* [Problem statement]:
Reproduce all of the material exactly as shown.

* [Data rows]:
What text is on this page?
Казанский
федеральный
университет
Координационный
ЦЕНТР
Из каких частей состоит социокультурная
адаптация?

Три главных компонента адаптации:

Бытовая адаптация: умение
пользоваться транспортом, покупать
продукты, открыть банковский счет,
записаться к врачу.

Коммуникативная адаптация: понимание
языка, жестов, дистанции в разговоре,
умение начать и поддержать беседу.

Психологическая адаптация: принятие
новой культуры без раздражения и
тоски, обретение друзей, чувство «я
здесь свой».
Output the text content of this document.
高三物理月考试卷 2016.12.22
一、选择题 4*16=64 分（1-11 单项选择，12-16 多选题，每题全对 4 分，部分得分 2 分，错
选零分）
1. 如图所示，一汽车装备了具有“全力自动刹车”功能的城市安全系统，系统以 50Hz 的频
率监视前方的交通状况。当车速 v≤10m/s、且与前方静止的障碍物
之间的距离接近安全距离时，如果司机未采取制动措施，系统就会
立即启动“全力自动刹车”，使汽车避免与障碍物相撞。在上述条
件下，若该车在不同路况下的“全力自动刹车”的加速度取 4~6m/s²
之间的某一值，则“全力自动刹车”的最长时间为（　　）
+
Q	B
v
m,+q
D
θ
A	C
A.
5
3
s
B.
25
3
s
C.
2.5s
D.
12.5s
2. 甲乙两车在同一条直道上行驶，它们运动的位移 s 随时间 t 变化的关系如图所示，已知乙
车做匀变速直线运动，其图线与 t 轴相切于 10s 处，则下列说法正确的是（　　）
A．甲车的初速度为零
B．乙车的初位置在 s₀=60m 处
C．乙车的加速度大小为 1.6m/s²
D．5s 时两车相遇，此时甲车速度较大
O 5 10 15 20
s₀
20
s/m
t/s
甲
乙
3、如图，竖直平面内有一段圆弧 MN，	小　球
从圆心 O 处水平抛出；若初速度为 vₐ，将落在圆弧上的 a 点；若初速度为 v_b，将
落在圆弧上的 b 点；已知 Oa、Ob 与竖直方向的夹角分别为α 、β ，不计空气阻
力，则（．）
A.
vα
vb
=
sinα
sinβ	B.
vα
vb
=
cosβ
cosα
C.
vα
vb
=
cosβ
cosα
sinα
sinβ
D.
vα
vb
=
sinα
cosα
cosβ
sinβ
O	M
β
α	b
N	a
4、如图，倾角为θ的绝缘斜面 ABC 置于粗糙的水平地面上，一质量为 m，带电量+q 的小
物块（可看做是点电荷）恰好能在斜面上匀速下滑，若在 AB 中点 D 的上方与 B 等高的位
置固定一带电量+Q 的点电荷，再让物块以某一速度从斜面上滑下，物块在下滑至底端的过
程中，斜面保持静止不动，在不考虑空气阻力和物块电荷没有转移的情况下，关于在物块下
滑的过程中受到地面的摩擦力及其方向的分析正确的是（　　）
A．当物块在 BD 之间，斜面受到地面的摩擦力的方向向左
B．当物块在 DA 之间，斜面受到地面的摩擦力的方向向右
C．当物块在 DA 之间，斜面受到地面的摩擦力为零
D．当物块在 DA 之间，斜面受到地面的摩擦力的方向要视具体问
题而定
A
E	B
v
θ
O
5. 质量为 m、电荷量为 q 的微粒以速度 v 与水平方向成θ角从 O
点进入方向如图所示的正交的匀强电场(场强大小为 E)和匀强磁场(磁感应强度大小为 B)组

* [Solution]:
What text is on this page?
Казанский
федеральный
университет
Координационный
ЦЕНТР
Из каких частей состоит социокультурная
адаптация?

Три главных компонента адаптации:

Бытовая адаптация: умение
пользоваться транспортом, покупать
продукты, открыть банковский счет,
записаться к врачу.

Коммуникативная адаптация: понимание
языка, жестов, дистанции в разговоре,
умение начать и поддержать беседу.

Психологическая адаптация: принятие
новой культуры без раздражения и
тоски, обретение друзей, чувство «я
здесь свой».
Output the text content of this document.
高三物理月考试卷 2016.12.22
一、选择题 4*16=64 分（1-11 单项选择，12-16 多选题，每题全对 4 分，部分得分 2 分，错
选零分）
1. 如图所示，一汽车装备了具有“全力自动刹车”功能的城市安全系统，系统以 50Hz 的频
率监视前方的交通状况。当车速 v≤10m/s、且与前方静止的障碍物
之间的距离接近安全距离时，如果司机未采取制动措施，系统就会
立即启动“全力自动刹车”，使汽车避免与障碍物相撞。在上述条
件下，若该车在不同路况下的“全力自动刹车”的加速度取 4~6m/s²
之间的某一值，则“全力自动刹车”的最长时间为（　　）
+
Q	B
v
m,+q
D
θ
A	C
A.
5
3
s
B.
25
3
s
C.
2.5s
D.
12.5s
2. 甲乙两车在同一条直道上行驶，它们运动的位移 s 随时间 t 变化的关系如图所示，已知乙
车做匀变速直线运动，其图线与 t 轴相切于 10s 处，则下列说法正确的是（　　）
A．甲车的初速度为零
B．乙车的初位置在 s₀=60m 处
C．乙车的加速度大小为 1.6m/s²
D．5s 时两车相遇，此时甲车速度较大
O 5 10 15 20
s₀
20
s/m
t/s
甲
乙
3、如图，竖直平面内有一段圆弧 MN，	小　球
从圆心 O 处水平抛出；若初速度为 vₐ，将落在圆弧上的 a 点；若初速度为 v_b，将
落在圆弧上的 b 点；已知 Oa、Ob 与竖直方向的夹角分别为α 、β ，不计空气阻
力，则（．）
A.
vα
vb
=
sinα
sinβ	B.
vα
vb
=
cosβ
cosα
C.
vα
vb
=
cosβ
cosα
sinα
sinβ
D.
vα
vb
=
sinα
cosα
cosβ
sinβ
O	M
β
α	b
N	a
4、如图，倾角为θ的绝缘斜面 ABC 置于粗糙的水平地面上，一质量为 m，带电量+q 的小
物块（可看做是点电荷）恰好能在斜面上匀速下滑，若在 AB 中点 D 的上方与 B 等高的位
置固定一带电量+Q 的点电荷，再让物块以某一速度从斜面上滑下，物块在下滑至底端的过
程中，斜面保持静止不动，在不考虑空气阻力和物块电荷没有转移的情况下，关于在物块下
滑的过程中受到地面的摩擦力及其方向的分析正确的是（　　）
A．当物块在 BD 之间，斜面受到地面的摩擦力的方向向左
B．当物块在 DA 之间，斜面受到地面的摩擦力的方向向右
C．当物块在 DA 之间，斜面受到地面的摩擦力为零
D．当物块在 DA 之间，斜面受到地面的摩擦力的方向要视具体问
题而定
A
E	B
v
θ
O
5. 质量为 m、电荷量为 q 的微粒以速度 v 与水平方向成θ角从 O
点进入方向如图所示的正交的匀强电场(场强大小为 E)和匀强磁场(磁感应强度大小为 B)组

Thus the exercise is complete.